→ **REQUIREMENT**: Without the images, write out the whole listing exactly.
▶
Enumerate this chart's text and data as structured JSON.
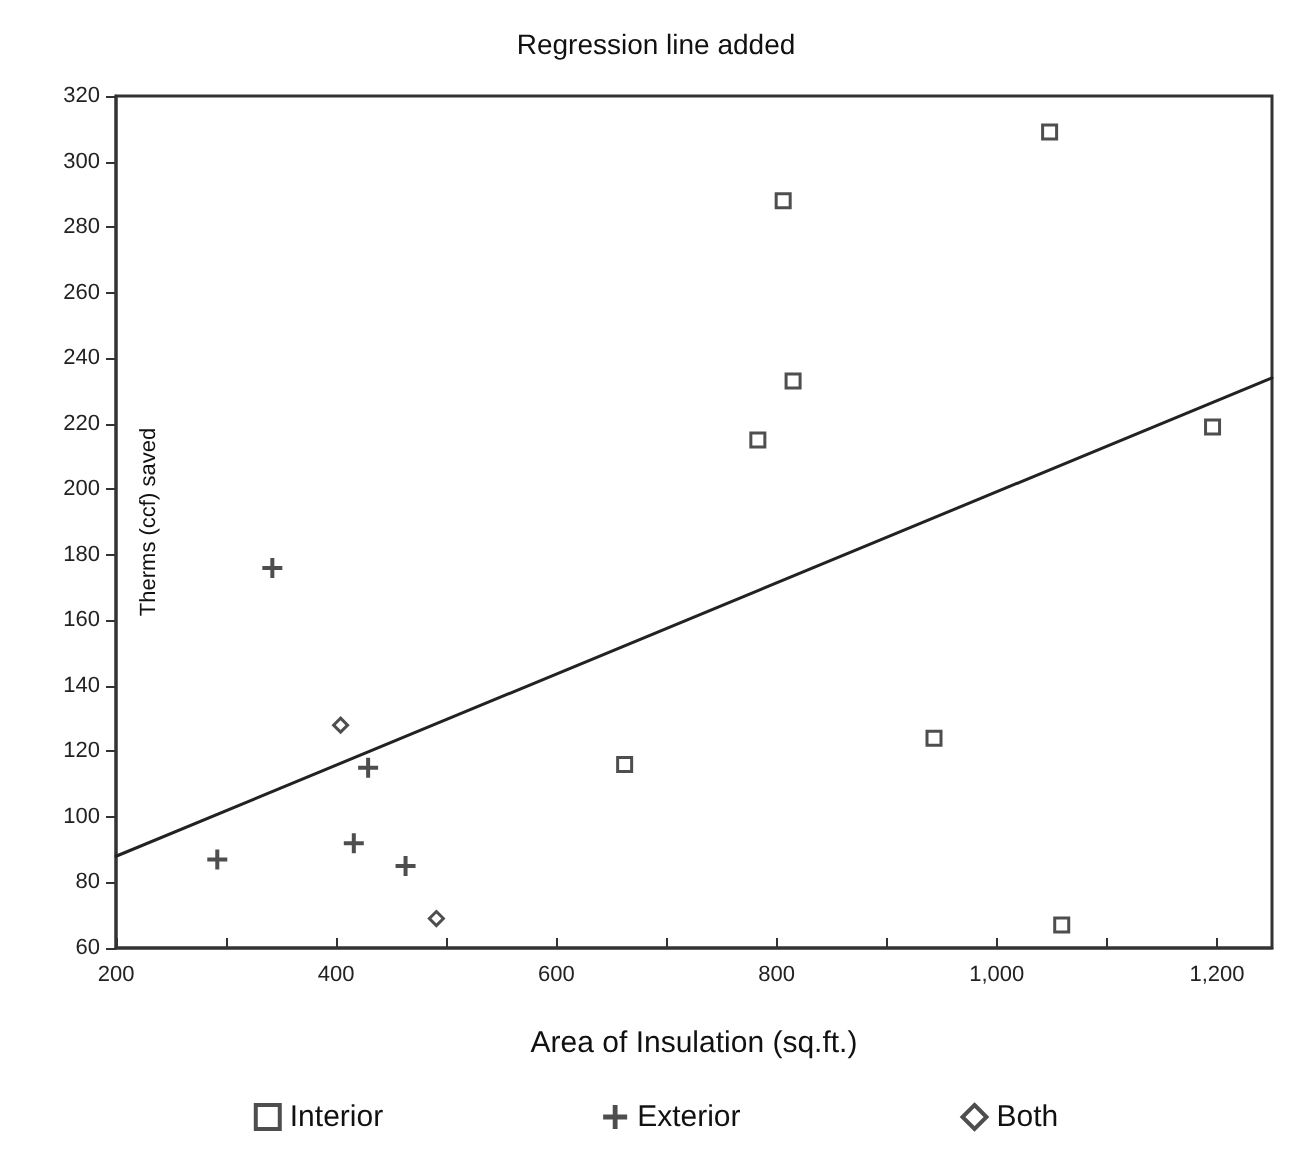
{
  "chart_data": {
    "type": "scatter",
    "subtitle": "Regression line added",
    "xlabel": "Area of Insulation (sq.ft.)",
    "ylabel": "Therms (ccf) saved",
    "xlim": [
      200,
      1250
    ],
    "xticks": [
      200,
      {
        "value": 300,
        "label": null
      },
      400,
      {
        "value": 500,
        "label": null
      },
      600,
      {
        "value": 700,
        "label": null
      },
      800,
      {
        "value": 900,
        "label": null
      },
      {
        "value": 1000,
        "label": "1,000"
      },
      {
        "value": 1100,
        "label": null
      },
      {
        "value": 1200,
        "label": "1,200"
      }
    ],
    "ylim": [
      60,
      320
    ],
    "yticks": [
      60,
      80,
      100,
      120,
      140,
      160,
      180,
      200,
      220,
      240,
      260,
      280,
      300,
      320
    ],
    "grid": false,
    "legend": "bottom",
    "series": [
      {
        "name": "Interior",
        "color": "#222222",
        "marker": "square",
        "x": [
          662,
          806,
          815,
          783,
          1048,
          1196,
          943,
          1059
        ],
        "values": [
          116,
          288,
          233,
          215,
          309,
          219,
          124,
          67
        ]
      },
      {
        "name": "Exterior",
        "color": "#222222",
        "marker": "cross",
        "x": [
          342,
          292,
          429,
          416,
          463
        ],
        "values": [
          176,
          87,
          115,
          92,
          85
        ]
      },
      {
        "name": "Both",
        "color": "#222222",
        "marker": "diamond",
        "x": [
          404,
          491
        ],
        "values": [
          128,
          69
        ]
      },
      {
        "type": "line",
        "color": "#222222",
        "marker": "none",
        "line_style": "solid",
        "x": [
          200,
          1250
        ],
        "values": [
          88,
          234
        ]
      }
    ]
  }
}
◀
→ **RESPONSE TO THE EXERCISE**:
Enumerate this chart's text and data as structured JSON.
{
  "chart_data": {
    "type": "scatter",
    "subtitle": "Regression line added",
    "xlabel": "Area of Insulation (sq.ft.)",
    "ylabel": "Therms (ccf) saved",
    "xlim": [
      200,
      1250
    ],
    "xticks": [
      200,
      {
        "value": 300,
        "label": null
      },
      400,
      {
        "value": 500,
        "label": null
      },
      600,
      {
        "value": 700,
        "label": null
      },
      800,
      {
        "value": 900,
        "label": null
      },
      {
        "value": 1000,
        "label": "1,000"
      },
      {
        "value": 1100,
        "label": null
      },
      {
        "value": 1200,
        "label": "1,200"
      }
    ],
    "ylim": [
      60,
      320
    ],
    "yticks": [
      60,
      80,
      100,
      120,
      140,
      160,
      180,
      200,
      220,
      240,
      260,
      280,
      300,
      320
    ],
    "grid": false,
    "legend": "bottom",
    "series": [
      {
        "name": "Interior",
        "color": "#222222",
        "marker": "square",
        "x": [
          662,
          806,
          815,
          783,
          1048,
          1196,
          943,
          1059
        ],
        "values": [
          116,
          288,
          233,
          215,
          309,
          219,
          124,
          67
        ]
      },
      {
        "name": "Exterior",
        "color": "#222222",
        "marker": "cross",
        "x": [
          342,
          292,
          429,
          416,
          463
        ],
        "values": [
          176,
          87,
          115,
          92,
          85
        ]
      },
      {
        "name": "Both",
        "color": "#222222",
        "marker": "diamond",
        "x": [
          404,
          491
        ],
        "values": [
          128,
          69
        ]
      },
      {
        "type": "line",
        "color": "#222222",
        "marker": "none",
        "line_style": "solid",
        "x": [
          200,
          1250
        ],
        "values": [
          88,
          234
        ]
      }
    ]
  }
}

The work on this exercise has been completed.